**Problem description**
Below is a listing. Gather each line of it that contains "this".

◆ ◆ ◆ ◆

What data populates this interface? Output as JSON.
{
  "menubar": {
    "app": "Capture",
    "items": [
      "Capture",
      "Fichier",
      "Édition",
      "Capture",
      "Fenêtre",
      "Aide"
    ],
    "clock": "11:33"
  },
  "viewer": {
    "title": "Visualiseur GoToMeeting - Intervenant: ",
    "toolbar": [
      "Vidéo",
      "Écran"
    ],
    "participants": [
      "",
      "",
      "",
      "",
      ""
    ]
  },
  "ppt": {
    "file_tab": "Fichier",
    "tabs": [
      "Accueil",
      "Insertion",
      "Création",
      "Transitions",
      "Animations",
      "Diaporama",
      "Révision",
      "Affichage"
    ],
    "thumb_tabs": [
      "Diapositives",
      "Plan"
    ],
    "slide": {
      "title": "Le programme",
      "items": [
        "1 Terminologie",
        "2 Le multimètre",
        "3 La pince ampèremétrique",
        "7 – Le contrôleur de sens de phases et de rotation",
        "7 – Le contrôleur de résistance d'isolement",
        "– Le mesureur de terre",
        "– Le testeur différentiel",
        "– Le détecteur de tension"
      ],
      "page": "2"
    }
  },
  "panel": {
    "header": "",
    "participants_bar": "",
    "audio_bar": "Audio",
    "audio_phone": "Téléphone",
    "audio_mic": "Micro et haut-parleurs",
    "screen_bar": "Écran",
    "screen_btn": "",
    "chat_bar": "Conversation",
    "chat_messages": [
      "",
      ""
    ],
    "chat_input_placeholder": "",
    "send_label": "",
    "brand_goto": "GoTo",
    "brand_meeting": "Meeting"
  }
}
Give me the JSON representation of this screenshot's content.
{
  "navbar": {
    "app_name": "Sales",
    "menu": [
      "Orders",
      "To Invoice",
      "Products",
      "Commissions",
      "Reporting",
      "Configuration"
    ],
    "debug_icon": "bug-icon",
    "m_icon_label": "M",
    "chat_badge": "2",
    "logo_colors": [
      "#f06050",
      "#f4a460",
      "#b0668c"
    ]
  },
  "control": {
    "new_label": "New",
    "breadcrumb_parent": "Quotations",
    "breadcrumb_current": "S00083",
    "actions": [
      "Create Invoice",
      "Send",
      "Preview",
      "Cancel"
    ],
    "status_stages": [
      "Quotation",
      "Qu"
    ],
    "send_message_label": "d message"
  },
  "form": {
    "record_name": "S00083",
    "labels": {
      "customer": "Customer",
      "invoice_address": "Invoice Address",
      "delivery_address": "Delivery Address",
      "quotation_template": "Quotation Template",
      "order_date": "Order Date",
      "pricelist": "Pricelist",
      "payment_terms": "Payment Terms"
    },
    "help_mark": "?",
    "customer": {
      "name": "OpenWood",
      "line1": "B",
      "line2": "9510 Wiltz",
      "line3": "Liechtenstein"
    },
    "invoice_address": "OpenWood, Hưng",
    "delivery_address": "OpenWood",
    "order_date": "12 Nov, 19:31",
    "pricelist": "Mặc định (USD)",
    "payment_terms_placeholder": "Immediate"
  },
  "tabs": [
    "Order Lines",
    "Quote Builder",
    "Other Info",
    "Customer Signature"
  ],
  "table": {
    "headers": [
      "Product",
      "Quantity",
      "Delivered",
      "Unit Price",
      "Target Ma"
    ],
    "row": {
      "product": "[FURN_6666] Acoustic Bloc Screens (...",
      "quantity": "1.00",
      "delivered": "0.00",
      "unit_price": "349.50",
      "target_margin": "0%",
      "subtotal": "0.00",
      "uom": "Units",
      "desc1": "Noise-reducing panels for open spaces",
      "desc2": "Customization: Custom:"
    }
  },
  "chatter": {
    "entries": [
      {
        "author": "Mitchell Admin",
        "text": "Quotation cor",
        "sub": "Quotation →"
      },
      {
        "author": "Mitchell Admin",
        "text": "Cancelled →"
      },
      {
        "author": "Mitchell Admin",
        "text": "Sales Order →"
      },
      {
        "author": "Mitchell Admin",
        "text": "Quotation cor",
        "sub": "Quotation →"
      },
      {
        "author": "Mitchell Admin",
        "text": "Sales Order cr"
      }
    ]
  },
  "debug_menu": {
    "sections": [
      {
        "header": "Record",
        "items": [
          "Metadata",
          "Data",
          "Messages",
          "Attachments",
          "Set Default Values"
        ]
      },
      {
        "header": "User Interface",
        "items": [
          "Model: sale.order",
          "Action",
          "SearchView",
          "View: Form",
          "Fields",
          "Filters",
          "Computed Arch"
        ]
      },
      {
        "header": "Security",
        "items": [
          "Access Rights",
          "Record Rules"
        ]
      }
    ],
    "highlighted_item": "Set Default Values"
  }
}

◆ ◆ ◆ ◆

**Answer for the task**
What data populates this interface? Output as JSON.
Give me the JSON representation of this screenshot's content.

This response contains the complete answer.